— Start of Supplied data —

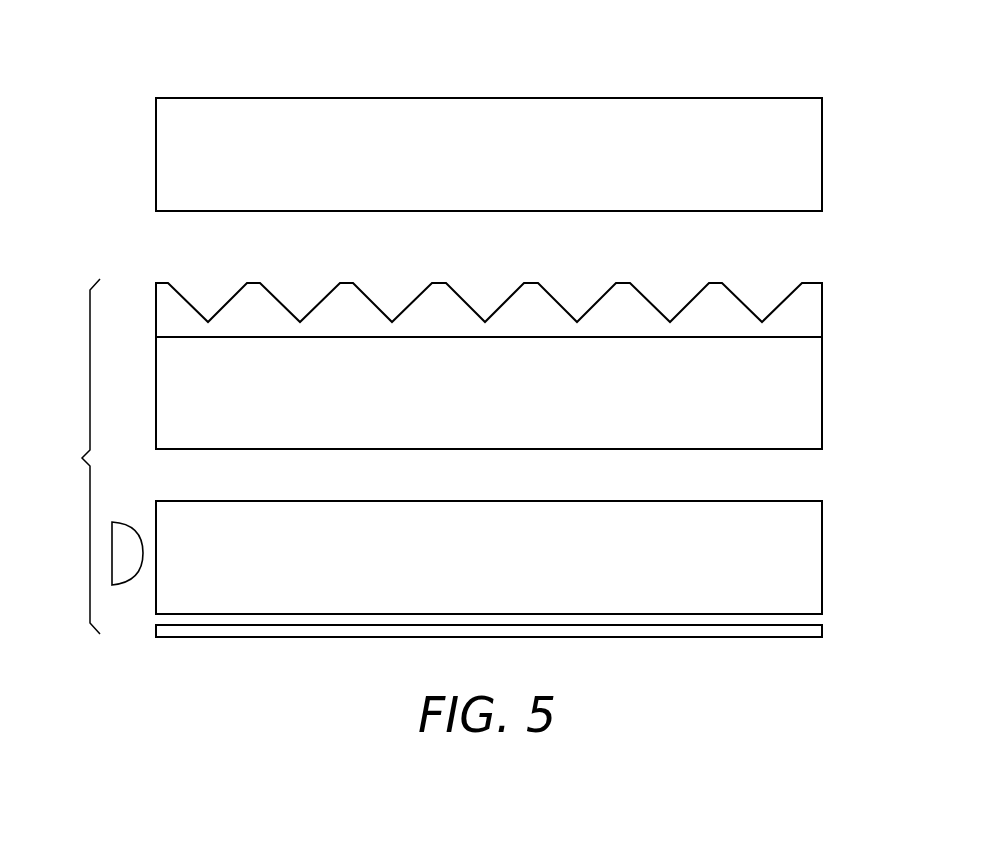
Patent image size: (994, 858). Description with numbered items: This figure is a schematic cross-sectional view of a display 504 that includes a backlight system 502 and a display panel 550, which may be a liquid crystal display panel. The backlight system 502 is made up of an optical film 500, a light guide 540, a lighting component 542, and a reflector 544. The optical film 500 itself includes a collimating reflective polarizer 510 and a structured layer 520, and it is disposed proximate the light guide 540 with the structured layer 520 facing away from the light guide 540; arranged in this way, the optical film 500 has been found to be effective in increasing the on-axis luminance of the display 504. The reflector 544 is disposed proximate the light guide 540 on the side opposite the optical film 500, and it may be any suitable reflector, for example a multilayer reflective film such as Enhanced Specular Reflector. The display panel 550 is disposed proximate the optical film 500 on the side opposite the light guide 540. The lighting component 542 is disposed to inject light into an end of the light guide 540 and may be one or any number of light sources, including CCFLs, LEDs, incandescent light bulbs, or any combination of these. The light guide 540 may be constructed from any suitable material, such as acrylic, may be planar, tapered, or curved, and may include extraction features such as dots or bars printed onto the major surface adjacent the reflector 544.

— End of Supplied data —
— Start of Supplied data —

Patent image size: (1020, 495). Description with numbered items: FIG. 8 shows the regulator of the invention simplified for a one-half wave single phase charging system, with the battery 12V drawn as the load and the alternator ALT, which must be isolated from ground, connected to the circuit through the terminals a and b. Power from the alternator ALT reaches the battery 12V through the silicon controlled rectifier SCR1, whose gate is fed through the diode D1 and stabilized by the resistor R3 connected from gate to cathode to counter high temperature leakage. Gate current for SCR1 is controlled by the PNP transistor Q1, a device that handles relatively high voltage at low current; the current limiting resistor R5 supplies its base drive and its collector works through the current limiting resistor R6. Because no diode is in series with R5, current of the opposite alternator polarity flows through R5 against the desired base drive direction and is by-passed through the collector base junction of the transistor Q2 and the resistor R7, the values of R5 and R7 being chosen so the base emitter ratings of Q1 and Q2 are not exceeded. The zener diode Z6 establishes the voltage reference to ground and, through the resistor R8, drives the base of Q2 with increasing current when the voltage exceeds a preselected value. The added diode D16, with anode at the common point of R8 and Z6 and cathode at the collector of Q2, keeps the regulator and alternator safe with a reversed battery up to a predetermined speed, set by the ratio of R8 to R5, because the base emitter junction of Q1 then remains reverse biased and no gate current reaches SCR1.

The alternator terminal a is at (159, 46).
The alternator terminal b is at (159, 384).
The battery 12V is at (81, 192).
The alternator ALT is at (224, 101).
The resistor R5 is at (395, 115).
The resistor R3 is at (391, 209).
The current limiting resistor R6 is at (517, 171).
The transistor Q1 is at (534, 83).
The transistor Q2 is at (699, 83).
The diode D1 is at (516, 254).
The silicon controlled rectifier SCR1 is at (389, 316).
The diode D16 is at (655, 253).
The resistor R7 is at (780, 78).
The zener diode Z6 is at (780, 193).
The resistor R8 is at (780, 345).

— End of Supplied data —

**Directions**
Copy out the lines starting with the one that contains "Patent image size: (1020, 495)." and going on through the one that contains "The resistor R3 is at (391, 209).", both included.

**Solution for this exercise**
Patent image size: (1020, 495). Description with numbered items: FIG. 8 shows the regulator of the invention simplified for a one-half wave single phase charging system, with the battery 12V drawn as the load and the alternator ALT, which must be isolated from ground, connected to the circuit through the terminals a and b. Power from the alternator ALT reaches the battery 12V through the silicon controlled rectifier SCR1, whose gate is fed through the diode D1 and stabilized by the resistor R3 connected from gate to cathode to counter high temperature leakage. Gate current for SCR1 is controlled by the PNP transistor Q1, a device that handles relatively high voltage at low current; the current limiting resistor R5 supplies its base drive and its collector works through the current limiting resistor R6. Because no diode is in series with R5, current of the opposite alternator polarity flows through R5 against the desired base drive direction and is by-passed through the collector base junction of the transistor Q2 and the resistor R7, the values of R5 and R7 being chosen so the base emitter ratings of Q1 and Q2 are not exceeded. The zener diode Z6 establishes the voltage reference to ground and, through the resistor R8, drives the base of Q2 with increasing current when the voltage exceeds a preselected value. The added diode D16, with anode at the common point of R8 and Z6 and cathode at the collector of Q2, keeps the regulator and alternator safe with a reversed battery up to a predetermined speed, set by the ratio of R8 to R5, because the base emitter junction of Q1 then remains reverse biased and no gate current reaches SCR1.

The alternator terminal a is at (159, 46).
The alternator terminal b is at (159, 384).
The battery 12V is at (81, 192).
The alternator ALT is at (224, 101).
The resistor R5 is at (395, 115).
The resistor R3 is at (391, 209).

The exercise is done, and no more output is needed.